+++ Source records +++

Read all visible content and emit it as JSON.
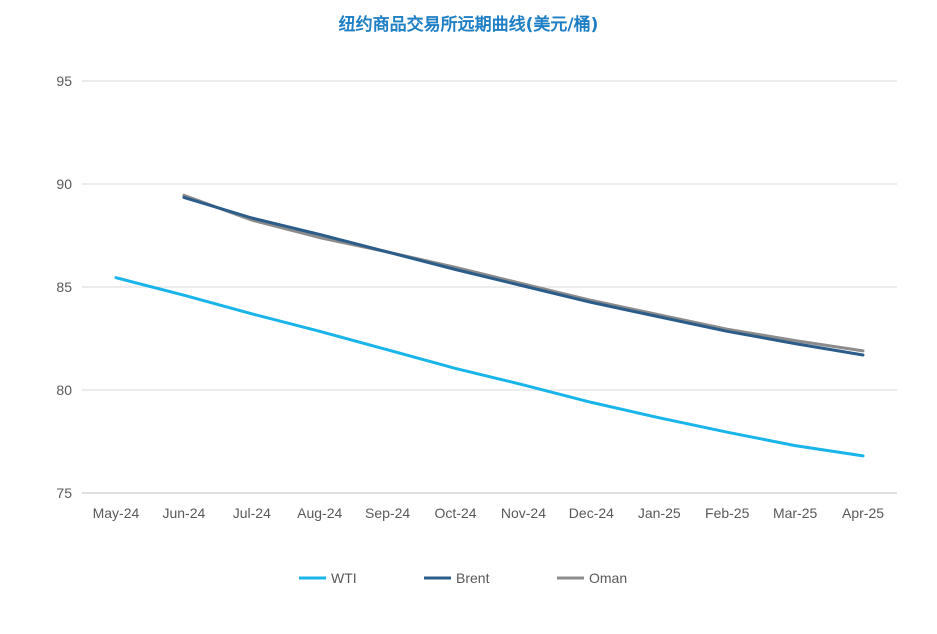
{
  "chart_data": {
    "type": "line",
    "title": "纽约商品交易所远期曲线(美元/桶)",
    "xlabel": "",
    "ylabel": "",
    "categories": [
      "May-24",
      "Jun-24",
      "Jul-24",
      "Aug-24",
      "Sep-24",
      "Oct-24",
      "Nov-24",
      "Dec-24",
      "Jan-25",
      "Feb-25",
      "Mar-25",
      "Apr-25"
    ],
    "y_ticks": [
      "75",
      "80",
      "85",
      "90",
      "95"
    ],
    "ylim": [
      75,
      95
    ],
    "grid": true,
    "legend_position": "bottom",
    "series": [
      {
        "name": "WTI",
        "color": "#19b4ea",
        "values": [
          85.45,
          84.6,
          83.7,
          82.85,
          81.95,
          81.05,
          80.25,
          79.4,
          78.65,
          77.95,
          77.3,
          76.8
        ]
      },
      {
        "name": "Brent",
        "color": "#2b5c8a",
        "values": [
          null,
          89.35,
          88.35,
          87.55,
          86.7,
          85.85,
          85.05,
          84.25,
          83.55,
          82.85,
          82.25,
          81.7
        ]
      },
      {
        "name": "Oman",
        "color": "#8c8c8c",
        "values": [
          null,
          89.45,
          88.25,
          87.4,
          86.7,
          85.95,
          85.15,
          84.35,
          83.65,
          82.95,
          82.4,
          81.9
        ]
      }
    ]
  }
}
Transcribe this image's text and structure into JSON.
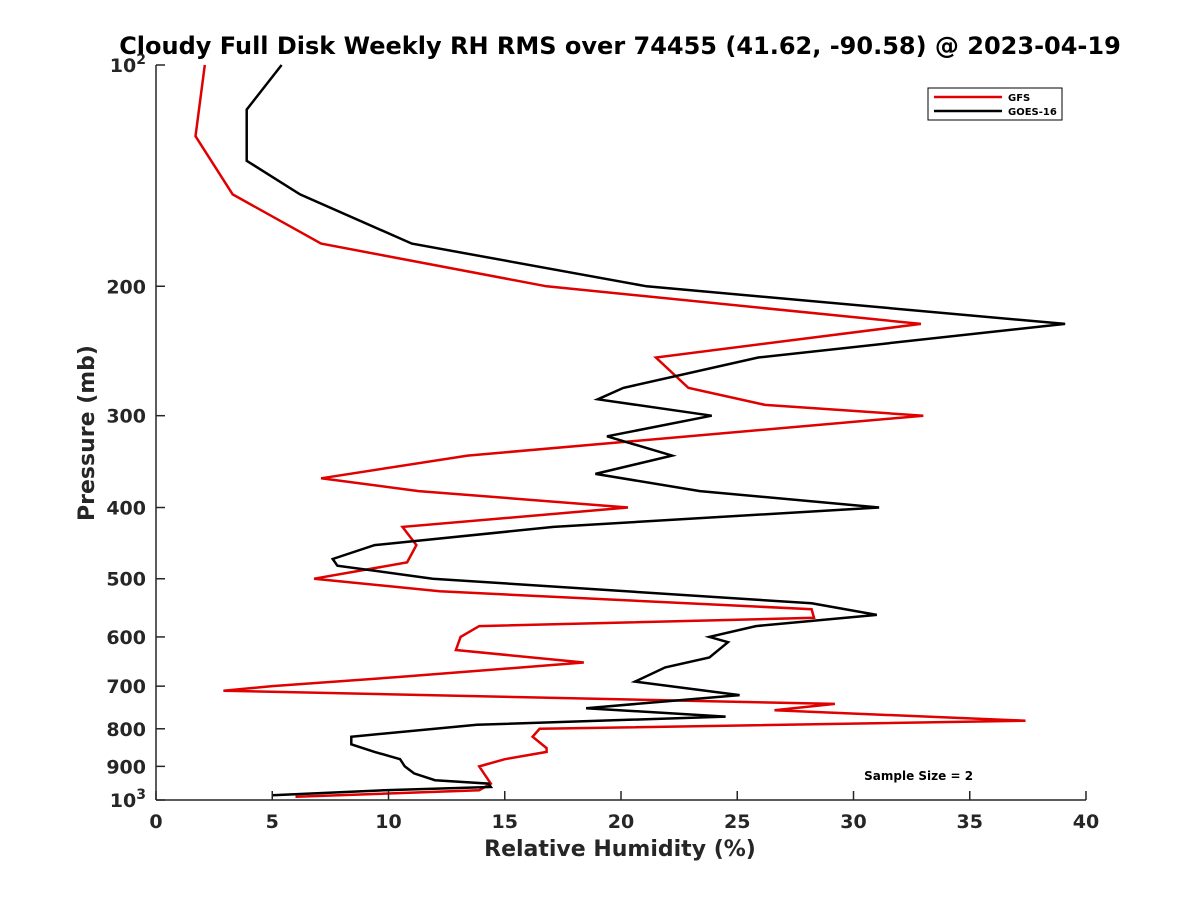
{
  "chart_data": {
    "type": "line",
    "title": "Cloudy Full Disk Weekly RH RMS over 74455 (41.62, -90.58) @ 2023-04-19",
    "xlabel": "Relative Humidity (%)",
    "ylabel": "Pressure (mb)",
    "xlim": [
      0,
      40
    ],
    "ylim": [
      100,
      1000
    ],
    "yscale": "log",
    "yreversed": true,
    "grid": false,
    "legend_position": "top-right",
    "x_ticks": [
      "0",
      "5",
      "10",
      "15",
      "20",
      "25",
      "30",
      "35",
      "40"
    ],
    "x_tick_values": [
      0,
      5,
      10,
      15,
      20,
      25,
      30,
      35,
      40
    ],
    "y_ticks": [
      {
        "value": 100,
        "base": "10",
        "exp": "2"
      },
      {
        "value": 200,
        "label": "200"
      },
      {
        "value": 300,
        "label": "300"
      },
      {
        "value": 400,
        "label": "400"
      },
      {
        "value": 500,
        "label": "500"
      },
      {
        "value": 600,
        "label": "600"
      },
      {
        "value": 700,
        "label": "700"
      },
      {
        "value": 800,
        "label": "800"
      },
      {
        "value": 900,
        "label": "900"
      },
      {
        "value": 1000,
        "base": "10",
        "exp": "3"
      }
    ],
    "series": [
      {
        "name": "GFS",
        "color": "#e00000",
        "points": [
          [
            2.1,
            100
          ],
          [
            1.7,
            125
          ],
          [
            3.3,
            150
          ],
          [
            7.1,
            175
          ],
          [
            16.8,
            200
          ],
          [
            32.9,
            225
          ],
          [
            21.5,
            250
          ],
          [
            22.9,
            275
          ],
          [
            26.2,
            290
          ],
          [
            33.0,
            300
          ],
          [
            13.4,
            340
          ],
          [
            7.1,
            365
          ],
          [
            11.3,
            380
          ],
          [
            20.3,
            400
          ],
          [
            10.6,
            425
          ],
          [
            11.2,
            450
          ],
          [
            10.8,
            475
          ],
          [
            6.8,
            500
          ],
          [
            12.2,
            520
          ],
          [
            28.2,
            550
          ],
          [
            28.3,
            565
          ],
          [
            13.9,
            580
          ],
          [
            13.1,
            600
          ],
          [
            12.9,
            625
          ],
          [
            18.4,
            650
          ],
          [
            10.5,
            680
          ],
          [
            5.0,
            700
          ],
          [
            2.9,
            710
          ],
          [
            29.2,
            740
          ],
          [
            26.6,
            755
          ],
          [
            37.4,
            780
          ],
          [
            16.5,
            800
          ],
          [
            16.2,
            820
          ],
          [
            16.8,
            850
          ],
          [
            16.8,
            860
          ],
          [
            15.0,
            880
          ],
          [
            13.9,
            900
          ],
          [
            14.4,
            950
          ],
          [
            13.9,
            970
          ],
          [
            6.0,
            990
          ]
        ]
      },
      {
        "name": "GOES-16",
        "color": "#000000",
        "points": [
          [
            5.4,
            100
          ],
          [
            3.9,
            115
          ],
          [
            3.9,
            135
          ],
          [
            6.2,
            150
          ],
          [
            11.0,
            175
          ],
          [
            21.1,
            200
          ],
          [
            39.1,
            225
          ],
          [
            25.9,
            250
          ],
          [
            20.1,
            275
          ],
          [
            19.0,
            285
          ],
          [
            23.9,
            300
          ],
          [
            19.4,
            320
          ],
          [
            22.2,
            340
          ],
          [
            18.9,
            360
          ],
          [
            23.4,
            380
          ],
          [
            31.1,
            400
          ],
          [
            17.1,
            425
          ],
          [
            9.4,
            450
          ],
          [
            7.6,
            470
          ],
          [
            7.8,
            480
          ],
          [
            11.9,
            500
          ],
          [
            28.2,
            540
          ],
          [
            31.0,
            560
          ],
          [
            25.8,
            580
          ],
          [
            23.8,
            600
          ],
          [
            24.6,
            610
          ],
          [
            23.8,
            640
          ],
          [
            21.9,
            660
          ],
          [
            20.6,
            690
          ],
          [
            25.1,
            720
          ],
          [
            18.5,
            750
          ],
          [
            24.5,
            770
          ],
          [
            13.8,
            790
          ],
          [
            8.4,
            820
          ],
          [
            8.4,
            840
          ],
          [
            9.4,
            860
          ],
          [
            10.5,
            880
          ],
          [
            10.7,
            900
          ],
          [
            11.1,
            920
          ],
          [
            12.0,
            940
          ],
          [
            14.3,
            950
          ],
          [
            14.4,
            960
          ],
          [
            9.8,
            970
          ],
          [
            5.0,
            985
          ]
        ]
      }
    ],
    "annotations": [
      {
        "text": "Sample Size = 2",
        "x": 32.8,
        "y": 925
      }
    ]
  }
}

+++

> _What you need to do_
Find every line with the word "name" and state how many there are, with no other words.

> _Reply_
5